Stored entries:
>>

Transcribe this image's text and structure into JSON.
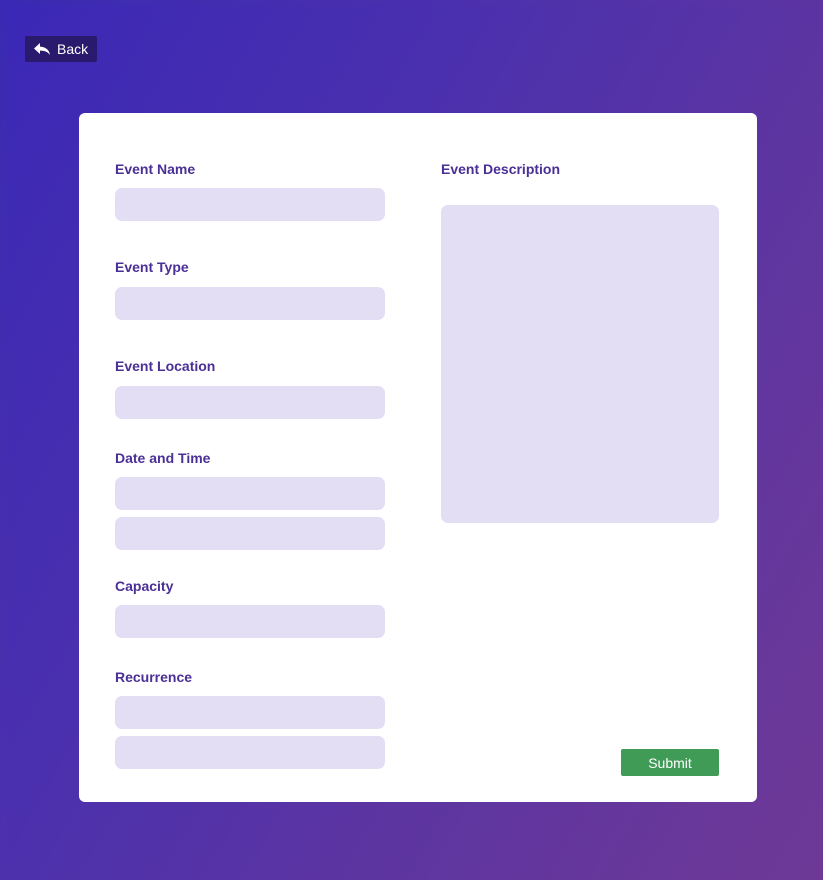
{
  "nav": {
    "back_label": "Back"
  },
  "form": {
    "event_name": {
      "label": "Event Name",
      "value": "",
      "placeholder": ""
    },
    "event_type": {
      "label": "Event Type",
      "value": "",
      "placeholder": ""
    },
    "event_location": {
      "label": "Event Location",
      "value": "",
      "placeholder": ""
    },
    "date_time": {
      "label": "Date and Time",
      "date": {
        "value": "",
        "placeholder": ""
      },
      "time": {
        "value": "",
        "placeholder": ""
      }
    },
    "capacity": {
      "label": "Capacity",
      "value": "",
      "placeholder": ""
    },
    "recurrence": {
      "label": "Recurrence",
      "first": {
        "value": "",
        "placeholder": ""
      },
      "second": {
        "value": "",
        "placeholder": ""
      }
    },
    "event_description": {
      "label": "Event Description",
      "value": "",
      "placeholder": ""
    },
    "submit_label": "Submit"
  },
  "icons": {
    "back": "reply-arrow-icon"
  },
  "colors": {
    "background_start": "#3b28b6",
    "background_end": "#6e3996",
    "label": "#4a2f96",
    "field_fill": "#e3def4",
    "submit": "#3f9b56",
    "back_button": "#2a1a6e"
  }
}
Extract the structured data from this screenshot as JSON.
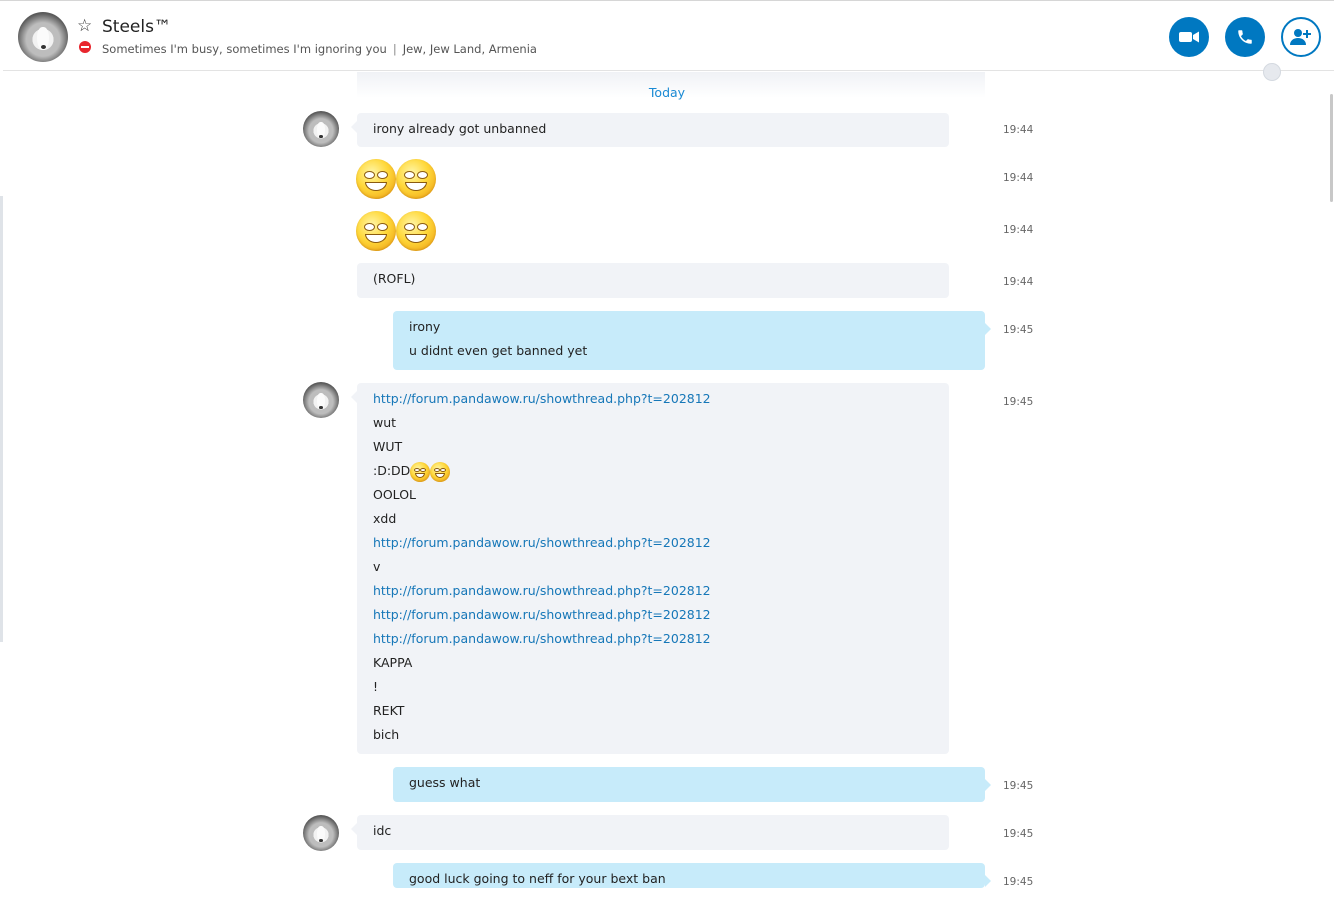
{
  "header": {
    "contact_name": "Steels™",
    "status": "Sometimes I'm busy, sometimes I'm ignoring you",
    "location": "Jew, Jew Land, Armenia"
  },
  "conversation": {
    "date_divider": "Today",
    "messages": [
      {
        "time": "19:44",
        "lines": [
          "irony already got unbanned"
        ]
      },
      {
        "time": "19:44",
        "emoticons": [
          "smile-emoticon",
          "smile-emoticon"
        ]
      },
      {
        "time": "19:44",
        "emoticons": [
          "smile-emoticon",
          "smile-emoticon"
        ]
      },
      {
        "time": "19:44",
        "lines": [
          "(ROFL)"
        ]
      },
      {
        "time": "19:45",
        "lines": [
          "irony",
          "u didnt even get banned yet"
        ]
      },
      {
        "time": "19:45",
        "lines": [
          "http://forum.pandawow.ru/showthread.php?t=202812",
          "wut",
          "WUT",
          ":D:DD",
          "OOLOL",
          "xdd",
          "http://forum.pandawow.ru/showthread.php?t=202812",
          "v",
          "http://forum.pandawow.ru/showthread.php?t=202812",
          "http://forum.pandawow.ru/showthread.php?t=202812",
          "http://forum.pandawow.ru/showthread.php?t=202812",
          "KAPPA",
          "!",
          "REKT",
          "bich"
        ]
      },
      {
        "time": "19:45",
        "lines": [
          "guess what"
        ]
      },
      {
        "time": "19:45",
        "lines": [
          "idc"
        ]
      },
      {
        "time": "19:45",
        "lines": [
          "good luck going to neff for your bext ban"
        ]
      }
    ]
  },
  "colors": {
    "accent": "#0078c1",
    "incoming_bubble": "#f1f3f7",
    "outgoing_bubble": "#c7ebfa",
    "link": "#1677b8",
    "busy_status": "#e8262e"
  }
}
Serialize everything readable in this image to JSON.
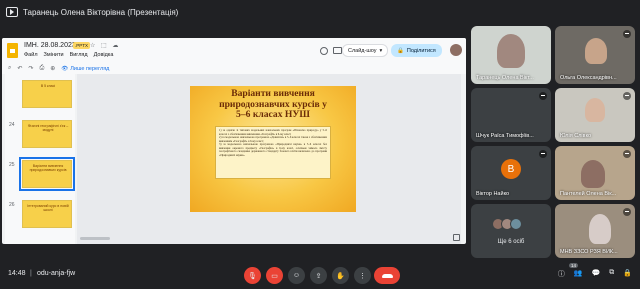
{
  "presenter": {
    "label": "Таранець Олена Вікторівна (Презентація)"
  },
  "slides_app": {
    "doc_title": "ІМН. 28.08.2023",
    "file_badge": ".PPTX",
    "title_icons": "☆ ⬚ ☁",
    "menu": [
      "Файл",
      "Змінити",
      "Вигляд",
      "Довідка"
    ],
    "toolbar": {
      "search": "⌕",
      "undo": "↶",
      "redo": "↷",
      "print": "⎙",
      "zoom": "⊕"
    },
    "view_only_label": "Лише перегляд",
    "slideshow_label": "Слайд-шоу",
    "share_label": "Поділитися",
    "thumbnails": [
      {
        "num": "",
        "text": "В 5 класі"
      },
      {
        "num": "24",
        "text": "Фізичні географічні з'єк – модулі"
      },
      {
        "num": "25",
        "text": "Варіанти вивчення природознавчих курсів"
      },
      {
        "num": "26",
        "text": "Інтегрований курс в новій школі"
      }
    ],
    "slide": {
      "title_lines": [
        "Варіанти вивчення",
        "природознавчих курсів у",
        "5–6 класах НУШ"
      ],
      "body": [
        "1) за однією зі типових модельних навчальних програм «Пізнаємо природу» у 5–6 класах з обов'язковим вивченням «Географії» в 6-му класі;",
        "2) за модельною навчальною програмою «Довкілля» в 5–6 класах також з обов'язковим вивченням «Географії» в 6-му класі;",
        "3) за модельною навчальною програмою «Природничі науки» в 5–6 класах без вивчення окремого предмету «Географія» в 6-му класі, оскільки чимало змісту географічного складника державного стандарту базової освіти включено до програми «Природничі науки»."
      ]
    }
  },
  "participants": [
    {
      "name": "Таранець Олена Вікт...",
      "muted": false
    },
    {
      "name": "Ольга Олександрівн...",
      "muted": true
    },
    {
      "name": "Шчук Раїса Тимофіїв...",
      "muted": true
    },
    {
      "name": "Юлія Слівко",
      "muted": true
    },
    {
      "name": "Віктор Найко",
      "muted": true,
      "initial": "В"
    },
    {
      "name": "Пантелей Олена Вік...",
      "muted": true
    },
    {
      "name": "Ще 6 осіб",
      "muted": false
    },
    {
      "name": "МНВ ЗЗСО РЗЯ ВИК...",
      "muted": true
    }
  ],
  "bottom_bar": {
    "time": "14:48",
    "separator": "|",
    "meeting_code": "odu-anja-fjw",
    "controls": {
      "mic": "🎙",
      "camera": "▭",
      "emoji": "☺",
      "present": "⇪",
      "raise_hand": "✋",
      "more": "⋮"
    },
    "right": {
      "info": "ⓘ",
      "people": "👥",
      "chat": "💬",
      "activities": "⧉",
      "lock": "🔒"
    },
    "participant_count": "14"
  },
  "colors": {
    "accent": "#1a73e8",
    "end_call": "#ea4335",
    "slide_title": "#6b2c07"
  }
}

<<

Copy all the lines above that hold the string "обов".

        "1) за однією зі типових модельних навчальних програм «Пізнаємо природу» у 5–6 класах з обов'язковим вивченням «Географії» в 6-му класі;",
        "2) за модельною навчальною програмою «Довкілля» в 5–6 класах також з обов'язковим вивченням «Географії» в 6-му класі;",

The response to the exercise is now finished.